* _Listing_
-- begin --
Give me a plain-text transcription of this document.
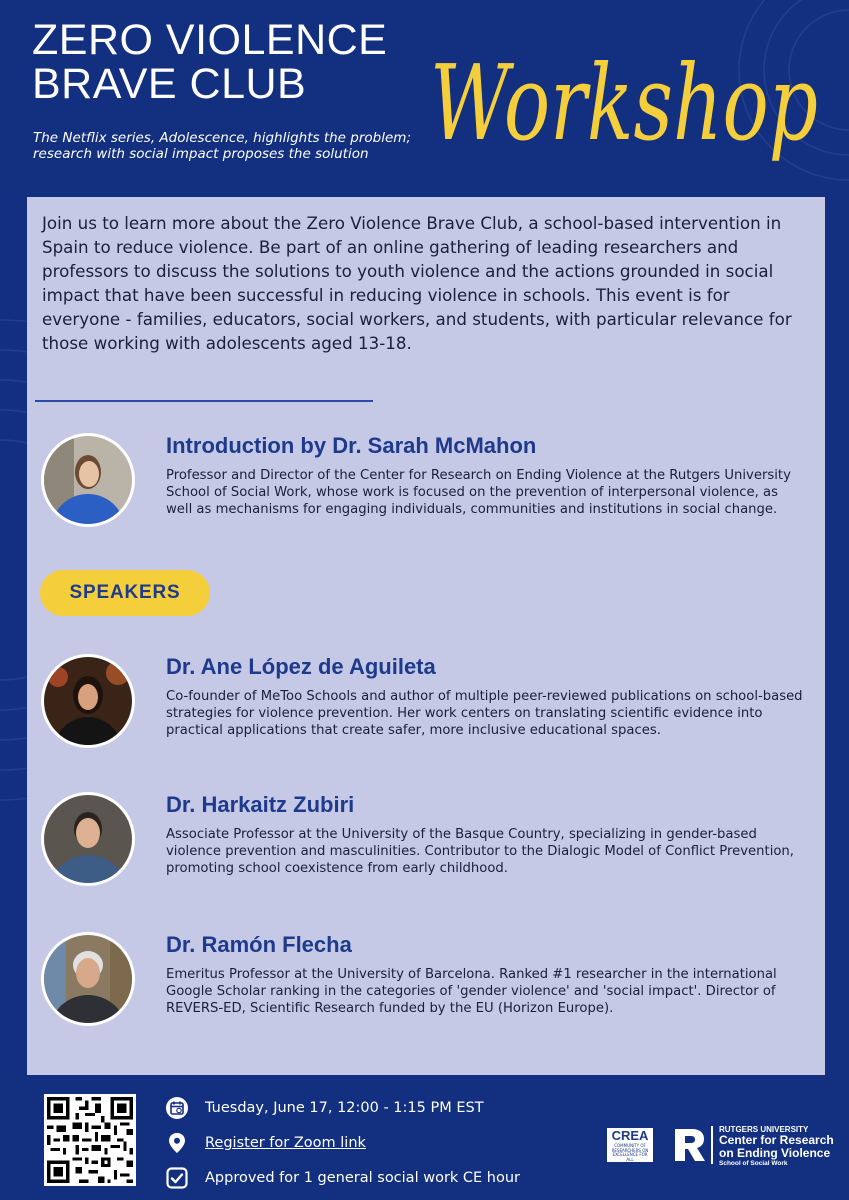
ZERO VIOLENCE
BRAVE CLUB

The Netflix series, Adolescence, highlights the problem; research with social impact proposes the solution Workshop

Join us to learn more about the Zero Violence Brave Club, a school-based intervention in Spain to reduce violence. Be part of an online gathering of leading researchers and professors to discuss the solutions to youth violence and the actions grounded in social impact that have been successful in reducing violence in schools. This event is for everyone - families, educators, social workers, and students, with particular relevance for those working with adolescents aged 13-18.

Introduction by Dr. Sarah McMahon

Professor and Director of the Center for Research on Ending Violence at the Rutgers University School of Social Work, whose work is focused on the prevention of interpersonal violence, as well as mechanisms for engaging individuals, communities and institutions in social change.

SPEAKERS
Dr. Ane López de Aguileta

Co-founder of MeToo Schools and author of multiple peer-reviewed publications on school-based strategies for violence prevention. Her work centers on translating scientific evidence into practical applications that create safer, more inclusive educational spaces.

Dr. Harkaitz Zubiri

Associate Professor at the University of the Basque Country, specializing in gender-based violence prevention and masculinities. Contributor to the Dialogic Model of Conflict Prevention, promoting school coexistence from early childhood.

Dr. Ramón Flecha

Emeritus Professor at the University of Barcelona. Ranked #1 researcher in the international Google Scholar ranking in the categories of 'gender violence' and 'social impact'. Director of REVERS-ED, Scientific Research funded by the EU (Horizon Europe).

Tuesday, June 17, 12:00 - 1:15 PM EST
Register for Zoom link
Approved for 1 general social work CE hour
CREA
COMMUNITY OF RESEARCHERS ON EXCELLENCE FOR ALL
RUTGERS UNIVERSITY
Center for Research
on Ending Violence
School of Social Work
-- end --
* _Requirements_
Your copy of the data above should match it exactly, except that pictures are left out.

* _Complete output_
Give me a plain-text transcription of this document.
ZERO VIOLENCE
BRAVE CLUB

The Netflix series, Adolescence, highlights the problem; research with social impact proposes the solution Workshop

Join us to learn more about the Zero Violence Brave Club, a school-based intervention in Spain to reduce violence. Be part of an online gathering of leading researchers and professors to discuss the solutions to youth violence and the actions grounded in social impact that have been successful in reducing violence in schools. This event is for everyone - families, educators, social workers, and students, with particular relevance for those working with adolescents aged 13-18.

Introduction by Dr. Sarah McMahon

Professor and Director of the Center for Research on Ending Violence at the Rutgers University School of Social Work, whose work is focused on the prevention of interpersonal violence, as well as mechanisms for engaging individuals, communities and institutions in social change.

SPEAKERS
Dr. Ane López de Aguileta

Co-founder of MeToo Schools and author of multiple peer-reviewed publications on school-based strategies for violence prevention. Her work centers on translating scientific evidence into practical applications that create safer, more inclusive educational spaces.

Dr. Harkaitz Zubiri

Associate Professor at the University of the Basque Country, specializing in gender-based violence prevention and masculinities. Contributor to the Dialogic Model of Conflict Prevention, promoting school coexistence from early childhood.

Dr. Ramón Flecha

Emeritus Professor at the University of Barcelona. Ranked #1 researcher in the international Google Scholar ranking in the categories of 'gender violence' and 'social impact'. Director of REVERS-ED, Scientific Research funded by the EU (Horizon Europe).

Tuesday, June 17, 12:00 - 1:15 PM EST
Register for Zoom link
Approved for 1 general social work CE hour
CREA
COMMUNITY OF RESEARCHERS ON EXCELLENCE FOR ALL
RUTGERS UNIVERSITY
Center for Research
on Ending Violence
School of Social Work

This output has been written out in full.